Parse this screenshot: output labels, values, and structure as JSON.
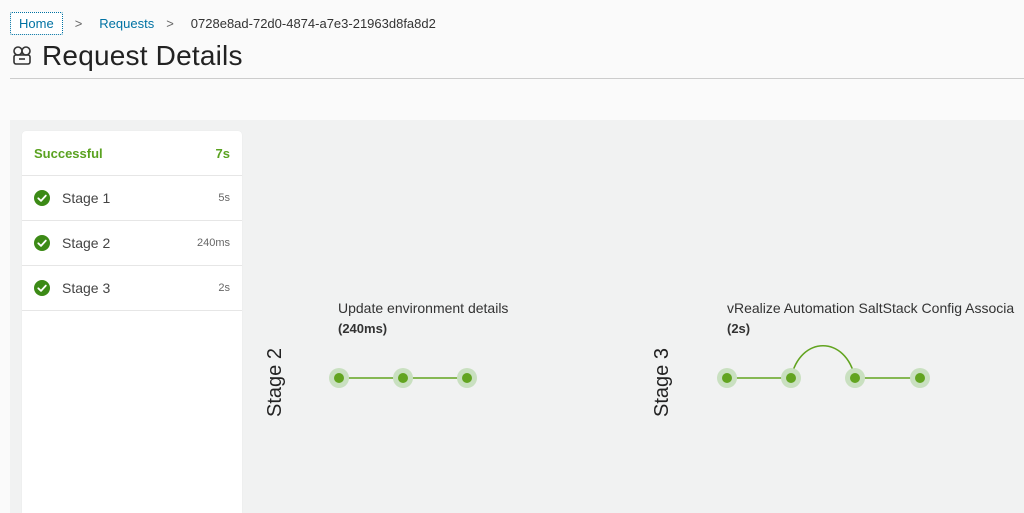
{
  "breadcrumb": {
    "home": "Home",
    "requests": "Requests",
    "current": "0728e8ad-72d0-4874-a7e3-21963d8fa8d2",
    "separator": ">"
  },
  "page": {
    "title": "Request Details",
    "title_icon": "request-icon"
  },
  "summary": {
    "status": "Successful",
    "duration": "7s",
    "status_color": "#5aa220"
  },
  "stages": [
    {
      "name": "Stage 1",
      "duration": "5s",
      "status": "success"
    },
    {
      "name": "Stage 2",
      "duration": "240ms",
      "status": "success"
    },
    {
      "name": "Stage 3",
      "duration": "2s",
      "status": "success"
    }
  ],
  "flow": {
    "stage2": {
      "label": "Stage 2",
      "task_title": "Update environment details",
      "task_time": "(240ms)"
    },
    "stage3": {
      "label": "Stage 3",
      "task_title": "vRealize Automation SaltStack Config Associa",
      "task_time": "(2s)"
    }
  },
  "colors": {
    "accent": "#0072a3",
    "success": "#5aa220",
    "node": "#62a420",
    "node_halo": "#c9e0c0",
    "canvas": "#f1f2f2"
  }
}
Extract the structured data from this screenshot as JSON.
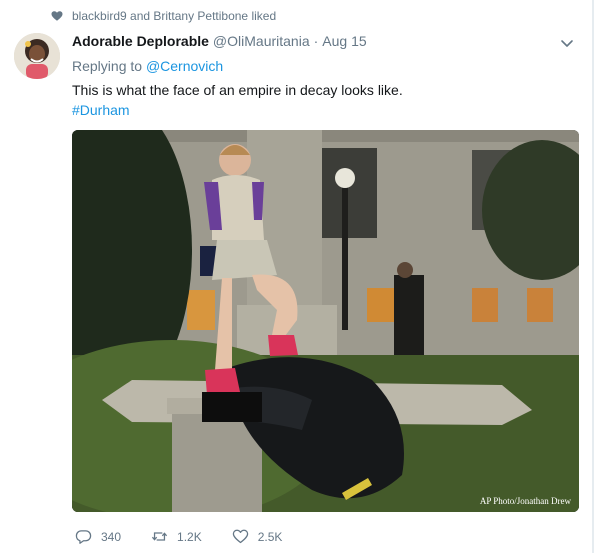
{
  "context": {
    "liked_text": "blackbird9 and Brittany Pettibone liked"
  },
  "tweet": {
    "name": "Adorable Deplorable",
    "handle": "@OliMauritania",
    "separator": "·",
    "time": "Aug 15",
    "replying_prefix": "Replying to",
    "replying_to": "@Cernovich",
    "text": "This is what the face of an empire in decay looks like.",
    "hashtag": "#Durham",
    "photo_credit": "AP Photo/Jonathan Drew"
  },
  "actions": {
    "reply_count": "340",
    "retweet_count": "1.2K",
    "like_count": "2.5K"
  },
  "colors": {
    "link": "#1b95e0",
    "muted": "#657786",
    "text": "#14171a"
  }
}
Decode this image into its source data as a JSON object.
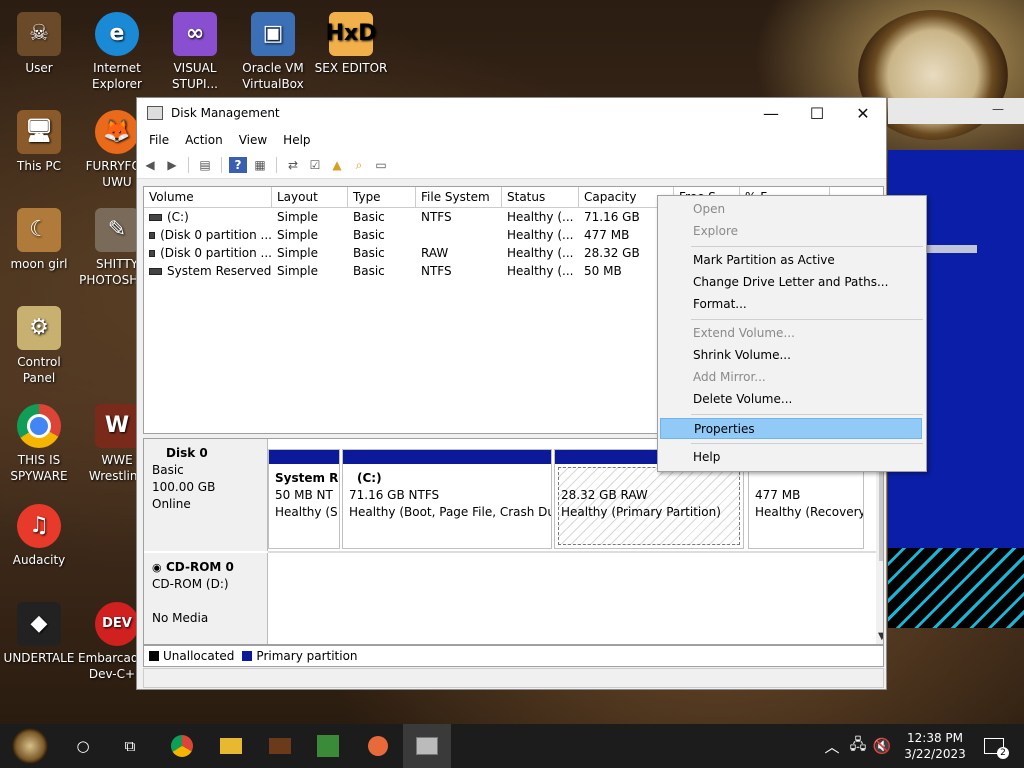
{
  "desktop": {
    "icons": [
      {
        "label": "User",
        "icon": "user-skull-icon",
        "color": "#6b4a2a"
      },
      {
        "label": "Internet Explorer",
        "icon": "edge-icon",
        "color": "#1b8ad6"
      },
      {
        "label": "VISUAL STUPI...",
        "icon": "visual-studio-icon",
        "color": "#8a4fd0"
      },
      {
        "label": "Oracle VM VirtualBox",
        "icon": "virtualbox-icon",
        "color": "#3b6fb6"
      },
      {
        "label": "SEX EDITOR",
        "icon": "hex-editor-icon",
        "color": "#f2b04a"
      },
      {
        "label": "This PC",
        "icon": "this-pc-icon",
        "color": "#8a5a2a"
      },
      {
        "label": "FURRYFOX UWU",
        "icon": "firefox-icon",
        "color": "#e86a1a"
      },
      {
        "label": "moon girl",
        "icon": "moon-girl-icon",
        "color": "#b07a3a"
      },
      {
        "label": "SHITTY PHOTOSHOP",
        "icon": "gimp-icon",
        "color": "#7a6a5a"
      },
      {
        "label": "Control Panel",
        "icon": "control-panel-icon",
        "color": "#c8b070"
      },
      {
        "label": "THIS IS SPYWARE",
        "icon": "chrome-icon",
        "color": "#2a8a3a"
      },
      {
        "label": "WWE Wrestling",
        "icon": "wwe-icon",
        "color": "#7a2a1a"
      },
      {
        "label": "Audacity",
        "icon": "audacity-icon",
        "color": "#e83a2a"
      },
      {
        "label": "UNDERTALE",
        "icon": "unity-icon",
        "color": "#222222"
      },
      {
        "label": "Embarcadero Dev-C++",
        "icon": "devcpp-icon",
        "color": "#d02020"
      }
    ]
  },
  "window": {
    "title": "Disk Management",
    "controls": {
      "minimize": "—",
      "maximize": "☐",
      "close": "✕"
    },
    "menu": [
      "File",
      "Action",
      "View",
      "Help"
    ]
  },
  "volumes": {
    "columns": [
      "Volume",
      "Layout",
      "Type",
      "File System",
      "Status",
      "Capacity",
      "Free S...",
      "% F..."
    ],
    "rows": [
      {
        "volume": "(C:)",
        "layout": "Simple",
        "type": "Basic",
        "fs": "NTFS",
        "status": "Healthy (...",
        "capacity": "71.16 GB"
      },
      {
        "volume": "(Disk 0 partition ...",
        "layout": "Simple",
        "type": "Basic",
        "fs": "",
        "status": "Healthy (...",
        "capacity": "477 MB"
      },
      {
        "volume": "(Disk 0 partition ...",
        "layout": "Simple",
        "type": "Basic",
        "fs": "RAW",
        "status": "Healthy (...",
        "capacity": "28.32 GB"
      },
      {
        "volume": "System Reserved",
        "layout": "Simple",
        "type": "Basic",
        "fs": "NTFS",
        "status": "Healthy (...",
        "capacity": "50 MB"
      }
    ]
  },
  "disks": {
    "disk0": {
      "name": "Disk 0",
      "type": "Basic",
      "size": "100.00 GB",
      "state": "Online",
      "partitions": [
        {
          "title": "System Re",
          "line1": "50 MB NT",
          "line2": "Healthy (S"
        },
        {
          "title": "(C:)",
          "line1": "71.16 GB NTFS",
          "line2": "Healthy (Boot, Page File, Crash Dun"
        },
        {
          "title": "",
          "line1": "28.32 GB RAW",
          "line2": "Healthy (Primary Partition)"
        },
        {
          "title": "",
          "line1": "477 MB",
          "line2": "Healthy (Recovery"
        }
      ]
    },
    "cdrom": {
      "name": "CD-ROM 0",
      "drive": "CD-ROM (D:)",
      "media": "No Media"
    }
  },
  "legend": {
    "unallocated": "Unallocated",
    "unallocated_color": "#000000",
    "primary": "Primary partition",
    "primary_color": "#0c1a9a"
  },
  "context_menu": {
    "items": [
      {
        "label": "Open",
        "enabled": false
      },
      {
        "label": "Explore",
        "enabled": false
      },
      {
        "label": "Mark Partition as Active",
        "enabled": true
      },
      {
        "label": "Change Drive Letter and Paths...",
        "enabled": true
      },
      {
        "label": "Format...",
        "enabled": true
      },
      {
        "label": "Extend Volume...",
        "enabled": false
      },
      {
        "label": "Shrink Volume...",
        "enabled": true
      },
      {
        "label": "Add Mirror...",
        "enabled": false
      },
      {
        "label": "Delete Volume...",
        "enabled": true
      },
      {
        "label": "Properties",
        "enabled": true,
        "highlighted": true
      },
      {
        "label": "Help",
        "enabled": true
      }
    ]
  },
  "taskbar": {
    "time": "12:38 PM",
    "date": "3/22/2023",
    "notification_count": "2"
  }
}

What you need to do >> Find all lines holding the string "JSON" and copy them.

Output >>
Parse this screenshot: output labels, values, and structure as JSON.
Extract the structured data from this screenshot as JSON.
Decode this image into its source data as a JSON object.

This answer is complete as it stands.